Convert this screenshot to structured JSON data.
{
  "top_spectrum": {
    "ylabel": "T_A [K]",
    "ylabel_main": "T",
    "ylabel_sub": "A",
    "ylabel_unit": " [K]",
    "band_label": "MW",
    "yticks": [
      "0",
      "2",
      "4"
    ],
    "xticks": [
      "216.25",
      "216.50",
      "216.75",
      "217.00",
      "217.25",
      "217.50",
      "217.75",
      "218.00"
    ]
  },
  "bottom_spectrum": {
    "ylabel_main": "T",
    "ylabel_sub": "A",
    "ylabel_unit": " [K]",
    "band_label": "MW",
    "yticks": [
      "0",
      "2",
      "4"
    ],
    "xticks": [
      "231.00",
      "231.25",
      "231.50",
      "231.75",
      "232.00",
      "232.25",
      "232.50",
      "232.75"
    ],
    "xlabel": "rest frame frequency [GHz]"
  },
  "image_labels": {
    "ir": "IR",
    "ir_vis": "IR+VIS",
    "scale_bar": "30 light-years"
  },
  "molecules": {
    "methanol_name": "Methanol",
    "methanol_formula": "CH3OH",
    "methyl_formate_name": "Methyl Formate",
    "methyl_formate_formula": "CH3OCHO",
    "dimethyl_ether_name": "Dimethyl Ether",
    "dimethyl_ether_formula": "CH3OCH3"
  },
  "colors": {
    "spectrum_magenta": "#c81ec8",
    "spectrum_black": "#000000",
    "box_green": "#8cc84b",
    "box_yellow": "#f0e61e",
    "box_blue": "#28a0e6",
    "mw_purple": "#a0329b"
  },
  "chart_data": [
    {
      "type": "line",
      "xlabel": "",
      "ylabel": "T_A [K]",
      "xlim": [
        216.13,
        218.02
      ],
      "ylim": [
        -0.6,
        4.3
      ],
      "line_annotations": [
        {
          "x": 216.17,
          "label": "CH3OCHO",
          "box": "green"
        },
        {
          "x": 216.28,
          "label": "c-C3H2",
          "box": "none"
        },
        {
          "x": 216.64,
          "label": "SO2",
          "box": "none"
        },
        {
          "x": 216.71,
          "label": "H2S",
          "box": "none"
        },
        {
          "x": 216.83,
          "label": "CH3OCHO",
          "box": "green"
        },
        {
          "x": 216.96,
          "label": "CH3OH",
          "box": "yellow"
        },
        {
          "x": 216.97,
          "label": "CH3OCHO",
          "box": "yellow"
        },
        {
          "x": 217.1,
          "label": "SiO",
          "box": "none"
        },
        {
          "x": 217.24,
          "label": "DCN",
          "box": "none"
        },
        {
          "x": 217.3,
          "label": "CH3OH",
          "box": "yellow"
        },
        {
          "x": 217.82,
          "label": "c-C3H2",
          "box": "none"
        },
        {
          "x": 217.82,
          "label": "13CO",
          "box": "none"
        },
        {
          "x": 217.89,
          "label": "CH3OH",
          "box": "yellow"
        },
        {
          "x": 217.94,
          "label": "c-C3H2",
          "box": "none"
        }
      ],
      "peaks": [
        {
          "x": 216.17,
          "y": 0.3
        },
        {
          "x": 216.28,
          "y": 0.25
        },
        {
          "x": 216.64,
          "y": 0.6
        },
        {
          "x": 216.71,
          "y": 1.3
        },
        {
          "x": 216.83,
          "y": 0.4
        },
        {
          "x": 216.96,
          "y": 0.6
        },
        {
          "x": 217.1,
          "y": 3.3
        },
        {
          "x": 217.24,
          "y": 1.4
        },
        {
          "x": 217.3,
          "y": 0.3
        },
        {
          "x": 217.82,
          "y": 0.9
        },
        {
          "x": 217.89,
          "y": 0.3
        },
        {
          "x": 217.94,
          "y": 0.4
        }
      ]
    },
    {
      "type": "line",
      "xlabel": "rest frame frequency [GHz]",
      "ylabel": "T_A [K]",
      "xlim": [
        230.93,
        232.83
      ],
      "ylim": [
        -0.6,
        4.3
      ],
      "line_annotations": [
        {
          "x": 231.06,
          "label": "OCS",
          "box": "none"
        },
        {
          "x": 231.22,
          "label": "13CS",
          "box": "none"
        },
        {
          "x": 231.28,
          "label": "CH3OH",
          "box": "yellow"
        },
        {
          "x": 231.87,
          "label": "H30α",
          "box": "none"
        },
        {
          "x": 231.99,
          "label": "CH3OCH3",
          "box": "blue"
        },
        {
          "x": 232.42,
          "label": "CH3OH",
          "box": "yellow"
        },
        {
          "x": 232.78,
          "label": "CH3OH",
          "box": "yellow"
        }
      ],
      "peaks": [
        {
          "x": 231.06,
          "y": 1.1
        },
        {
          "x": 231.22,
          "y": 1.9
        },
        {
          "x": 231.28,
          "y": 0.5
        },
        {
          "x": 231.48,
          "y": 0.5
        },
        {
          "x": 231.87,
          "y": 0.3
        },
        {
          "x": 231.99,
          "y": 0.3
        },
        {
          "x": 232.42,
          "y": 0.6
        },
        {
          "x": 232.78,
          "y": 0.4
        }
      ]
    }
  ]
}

▬▬▬▬▬▬▬▬▬▬

* _The request_: Your task is to output the full set of records exactly as presented.

* _Correct answer_:
Convert this screenshot to structured JSON data.
{
  "top_spectrum": {
    "ylabel": "T_A [K]",
    "ylabel_main": "T",
    "ylabel_sub": "A",
    "ylabel_unit": " [K]",
    "band_label": "MW",
    "yticks": [
      "0",
      "2",
      "4"
    ],
    "xticks": [
      "216.25",
      "216.50",
      "216.75",
      "217.00",
      "217.25",
      "217.50",
      "217.75",
      "218.00"
    ]
  },
  "bottom_spectrum": {
    "ylabel_main": "T",
    "ylabel_sub": "A",
    "ylabel_unit": " [K]",
    "band_label": "MW",
    "yticks": [
      "0",
      "2",
      "4"
    ],
    "xticks": [
      "231.00",
      "231.25",
      "231.50",
      "231.75",
      "232.00",
      "232.25",
      "232.50",
      "232.75"
    ],
    "xlabel": "rest frame frequency [GHz]"
  },
  "image_labels": {
    "ir": "IR",
    "ir_vis": "IR+VIS",
    "scale_bar": "30 light-years"
  },
  "molecules": {
    "methanol_name": "Methanol",
    "methanol_formula": "CH3OH",
    "methyl_formate_name": "Methyl Formate",
    "methyl_formate_formula": "CH3OCHO",
    "dimethyl_ether_name": "Dimethyl Ether",
    "dimethyl_ether_formula": "CH3OCH3"
  },
  "colors": {
    "spectrum_magenta": "#c81ec8",
    "spectrum_black": "#000000",
    "box_green": "#8cc84b",
    "box_yellow": "#f0e61e",
    "box_blue": "#28a0e6",
    "mw_purple": "#a0329b"
  },
  "chart_data": [
    {
      "type": "line",
      "xlabel": "",
      "ylabel": "T_A [K]",
      "xlim": [
        216.13,
        218.02
      ],
      "ylim": [
        -0.6,
        4.3
      ],
      "line_annotations": [
        {
          "x": 216.17,
          "label": "CH3OCHO",
          "box": "green"
        },
        {
          "x": 216.28,
          "label": "c-C3H2",
          "box": "none"
        },
        {
          "x": 216.64,
          "label": "SO2",
          "box": "none"
        },
        {
          "x": 216.71,
          "label": "H2S",
          "box": "none"
        },
        {
          "x": 216.83,
          "label": "CH3OCHO",
          "box": "green"
        },
        {
          "x": 216.96,
          "label": "CH3OH",
          "box": "yellow"
        },
        {
          "x": 216.97,
          "label": "CH3OCHO",
          "box": "yellow"
        },
        {
          "x": 217.1,
          "label": "SiO",
          "box": "none"
        },
        {
          "x": 217.24,
          "label": "DCN",
          "box": "none"
        },
        {
          "x": 217.3,
          "label": "CH3OH",
          "box": "yellow"
        },
        {
          "x": 217.82,
          "label": "c-C3H2",
          "box": "none"
        },
        {
          "x": 217.82,
          "label": "13CO",
          "box": "none"
        },
        {
          "x": 217.89,
          "label": "CH3OH",
          "box": "yellow"
        },
        {
          "x": 217.94,
          "label": "c-C3H2",
          "box": "none"
        }
      ],
      "peaks": [
        {
          "x": 216.17,
          "y": 0.3
        },
        {
          "x": 216.28,
          "y": 0.25
        },
        {
          "x": 216.64,
          "y": 0.6
        },
        {
          "x": 216.71,
          "y": 1.3
        },
        {
          "x": 216.83,
          "y": 0.4
        },
        {
          "x": 216.96,
          "y": 0.6
        },
        {
          "x": 217.1,
          "y": 3.3
        },
        {
          "x": 217.24,
          "y": 1.4
        },
        {
          "x": 217.3,
          "y": 0.3
        },
        {
          "x": 217.82,
          "y": 0.9
        },
        {
          "x": 217.89,
          "y": 0.3
        },
        {
          "x": 217.94,
          "y": 0.4
        }
      ]
    },
    {
      "type": "line",
      "xlabel": "rest frame frequency [GHz]",
      "ylabel": "T_A [K]",
      "xlim": [
        230.93,
        232.83
      ],
      "ylim": [
        -0.6,
        4.3
      ],
      "line_annotations": [
        {
          "x": 231.06,
          "label": "OCS",
          "box": "none"
        },
        {
          "x": 231.22,
          "label": "13CS",
          "box": "none"
        },
        {
          "x": 231.28,
          "label": "CH3OH",
          "box": "yellow"
        },
        {
          "x": 231.87,
          "label": "H30α",
          "box": "none"
        },
        {
          "x": 231.99,
          "label": "CH3OCH3",
          "box": "blue"
        },
        {
          "x": 232.42,
          "label": "CH3OH",
          "box": "yellow"
        },
        {
          "x": 232.78,
          "label": "CH3OH",
          "box": "yellow"
        }
      ],
      "peaks": [
        {
          "x": 231.06,
          "y": 1.1
        },
        {
          "x": 231.22,
          "y": 1.9
        },
        {
          "x": 231.28,
          "y": 0.5
        },
        {
          "x": 231.48,
          "y": 0.5
        },
        {
          "x": 231.87,
          "y": 0.3
        },
        {
          "x": 231.99,
          "y": 0.3
        },
        {
          "x": 232.42,
          "y": 0.6
        },
        {
          "x": 232.78,
          "y": 0.4
        }
      ]
    }
  ]
}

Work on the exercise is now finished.